SHORT PROBLEM: Copy the data exactly as it appears, and do not include any pictures.

GIVEN DATA:
↓

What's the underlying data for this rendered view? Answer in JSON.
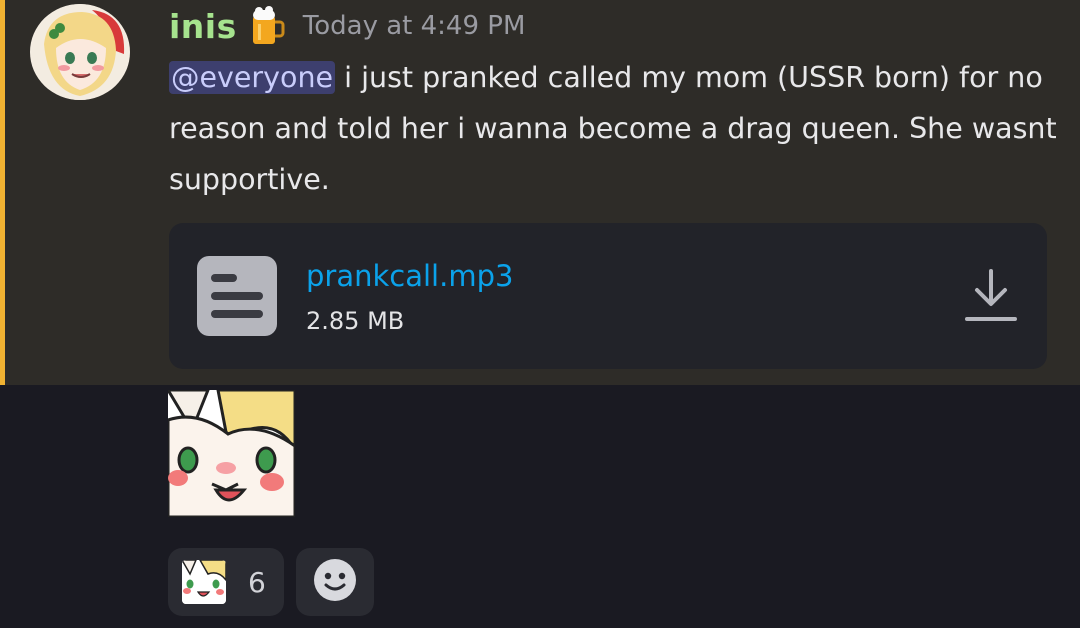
{
  "message": {
    "author": "inis",
    "author_badge_icon": "beer-mug-icon",
    "timestamp": "Today at 4:49 PM",
    "mention": "@everyone",
    "text": " i just pranked called my mom (USSR born) for no reason and told her i wanna become a drag queen. She wasnt supportive."
  },
  "attachment": {
    "file_name": "prankcall.mp3",
    "file_size": "2.85 MB",
    "file_icon": "document-icon",
    "download_icon": "download-icon"
  },
  "reactions": [
    {
      "emoji": "anime-face-sticker",
      "count": "6"
    }
  ],
  "add_reaction_icon": "smiley-face-icon",
  "colors": {
    "highlight_bg": "#2e2c28",
    "accent_bar": "#f0b232",
    "username": "#a6e38e",
    "mention_bg": "#3d3f6e",
    "link": "#0ba2ea"
  }
}
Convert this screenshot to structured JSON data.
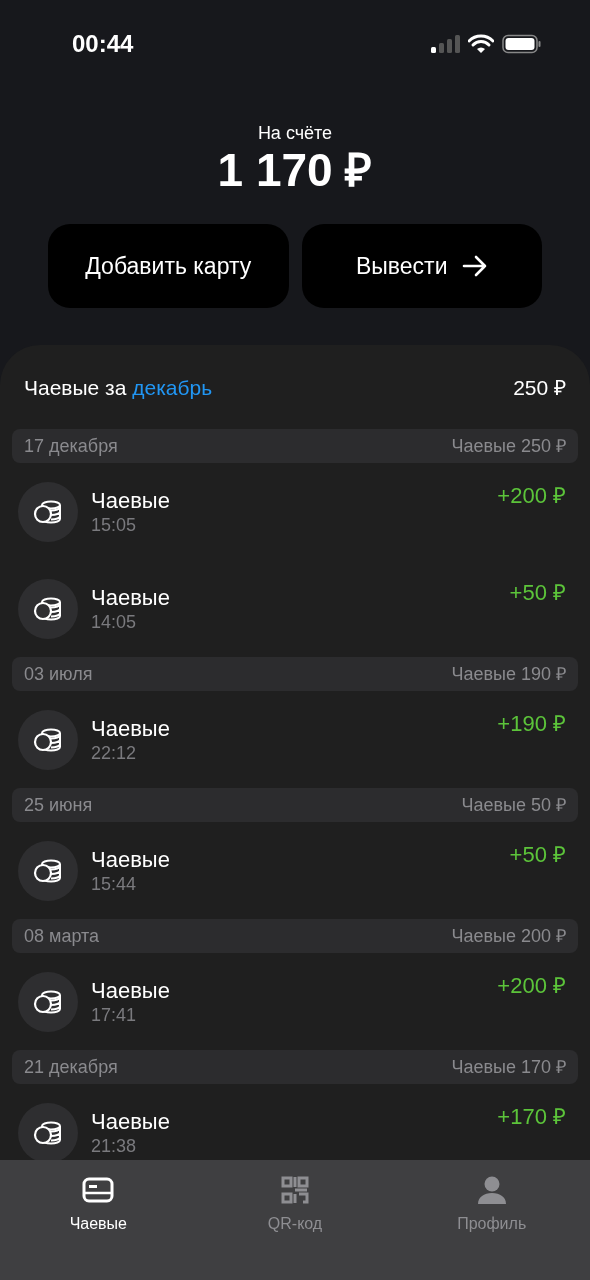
{
  "status_bar": {
    "time": "00:44"
  },
  "balance": {
    "label": "На счёте",
    "amount": "1 170 ₽"
  },
  "actions": [
    {
      "label": "Добавить карту",
      "kind": "plain"
    },
    {
      "label": "Вывести",
      "kind": "arrow"
    }
  ],
  "period": {
    "label": "Чаевые за",
    "month": "декабрь",
    "total": "250 ₽"
  },
  "groups": [
    {
      "date": "17 декабря",
      "summary": "Чаевые 250 ₽",
      "items": [
        {
          "title": "Чаевые",
          "time": "15:05",
          "amount": "+200 ₽"
        },
        {
          "title": "Чаевые",
          "time": "14:05",
          "amount": "+50 ₽"
        }
      ]
    },
    {
      "date": "03 июля",
      "summary": "Чаевые 190 ₽",
      "items": [
        {
          "title": "Чаевые",
          "time": "22:12",
          "amount": "+190 ₽"
        }
      ]
    },
    {
      "date": "25 июня",
      "summary": "Чаевые 50 ₽",
      "items": [
        {
          "title": "Чаевые",
          "time": "15:44",
          "amount": "+50 ₽"
        }
      ]
    },
    {
      "date": "08 марта",
      "summary": "Чаевые 200 ₽",
      "items": [
        {
          "title": "Чаевые",
          "time": "17:41",
          "amount": "+200 ₽"
        }
      ]
    },
    {
      "date": "21 декабря",
      "summary": "Чаевые 170 ₽",
      "items": [
        {
          "title": "Чаевые",
          "time": "21:38",
          "amount": "+170 ₽"
        }
      ]
    }
  ],
  "tabs": [
    {
      "label": "Чаевые",
      "kind": "card",
      "selected": true
    },
    {
      "label": "QR-код",
      "kind": "qr",
      "selected": false
    },
    {
      "label": "Профиль",
      "kind": "profile",
      "selected": false
    }
  ]
}
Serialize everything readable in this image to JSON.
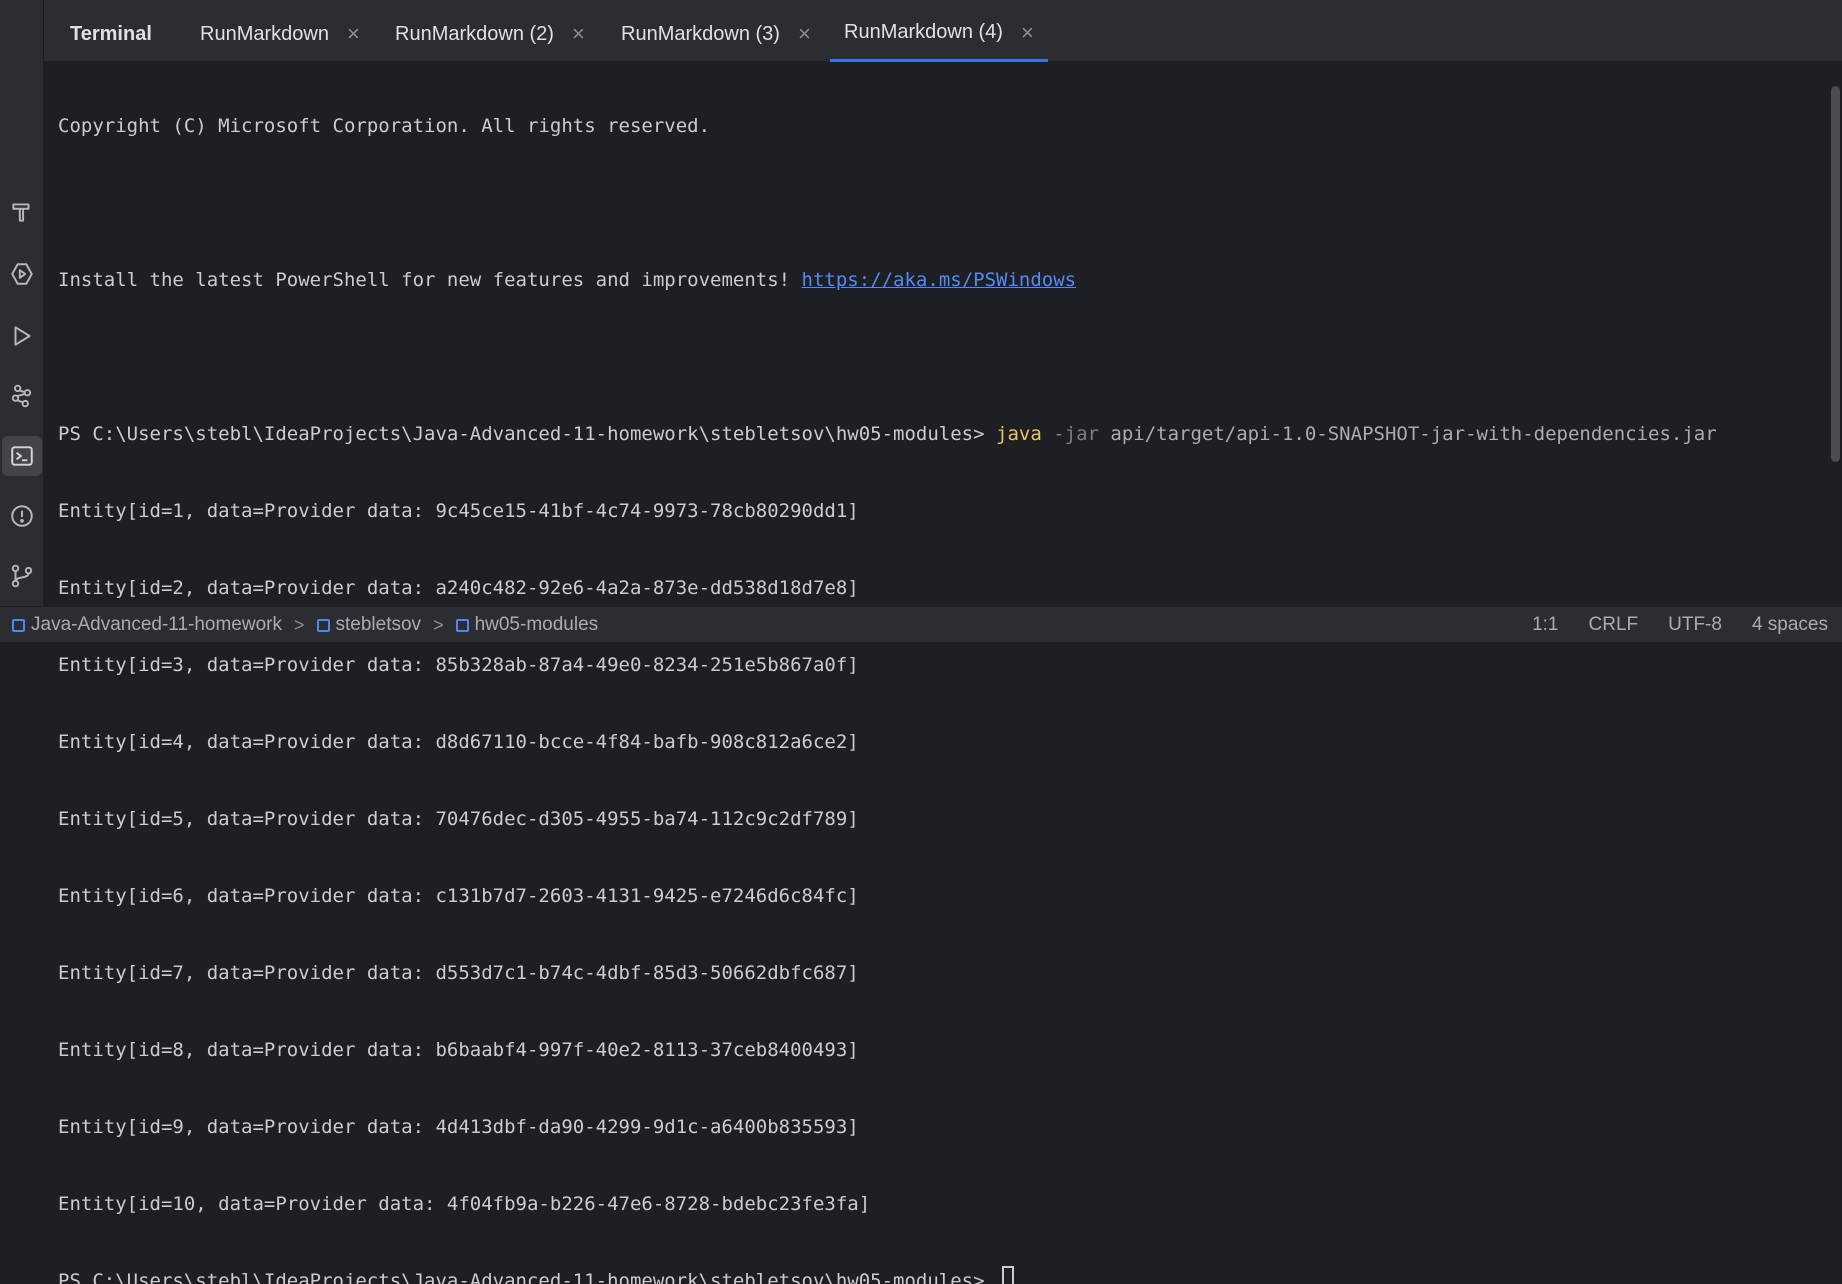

↑

FULL SOLUTION:
What's the underlying data for this rendered view? Answer in JSON.
{
  "message": {
    "author": "inis",
    "author_badge_icon": "beer-mug-icon",
    "timestamp": "Today at 4:49 PM",
    "mention": "@everyone",
    "text": " i just pranked called my mom (USSR born) for no reason and told her i wanna become a drag queen. She wasnt supportive."
  },
  "attachment": {
    "file_name": "prankcall.mp3",
    "file_size": "2.85 MB",
    "file_icon": "document-icon",
    "download_icon": "download-icon"
  },
  "reactions": [
    {
      "emoji": "anime-face-sticker",
      "count": "6"
    }
  ],
  "add_reaction_icon": "smiley-face-icon",
  "colors": {
    "highlight_bg": "#2e2c28",
    "accent_bar": "#f0b232",
    "username": "#a6e38e",
    "mention_bg": "#3d3f6e",
    "link": "#0ba2ea"
  }
}
Convert this screenshot to structured JSON data.
{
  "status_bar": {
    "time": "00:44"
  },
  "balance": {
    "label": "На счёте",
    "amount": "1 170 ₽"
  },
  "actions": [
    {
      "label": "Добавить карту",
      "kind": "plain"
    },
    {
      "label": "Вывести",
      "kind": "arrow"
    }
  ],
  "period": {
    "label": "Чаевые за",
    "month": "декабрь",
    "total": "250 ₽"
  },
  "groups": [
    {
      "date": "17 декабря",
      "summary": "Чаевые 250 ₽",
      "items": [
        {
          "title": "Чаевые",
          "time": "15:05",
          "amount": "+200 ₽"
        },
        {
          "title": "Чаевые",
          "time": "14:05",
          "amount": "+50 ₽"
        }
      ]
    },
    {
      "date": "03 июля",
      "summary": "Чаевые 190 ₽",
      "items": [
        {
          "title": "Чаевые",
          "time": "22:12",
          "amount": "+190 ₽"
        }
      ]
    },
    {
      "date": "25 июня",
      "summary": "Чаевые 50 ₽",
      "items": [
        {
          "title": "Чаевые",
          "time": "15:44",
          "amount": "+50 ₽"
        }
      ]
    },
    {
      "date": "08 марта",
      "summary": "Чаевые 200 ₽",
      "items": [
        {
          "title": "Чаевые",
          "time": "17:41",
          "amount": "+200 ₽"
        }
      ]
    },
    {
      "date": "21 декабря",
      "summary": "Чаевые 170 ₽",
      "items": [
        {
          "title": "Чаевые",
          "time": "21:38",
          "amount": "+170 ₽"
        }
      ]
    }
  ],
  "tabs": [
    {
      "label": "Чаевые",
      "kind": "card",
      "selected": true
    },
    {
      "label": "QR-код",
      "kind": "qr",
      "selected": false
    },
    {
      "label": "Профиль",
      "kind": "profile",
      "selected": false
    }
  ]
}
Serialize everything readable in this image to JSON.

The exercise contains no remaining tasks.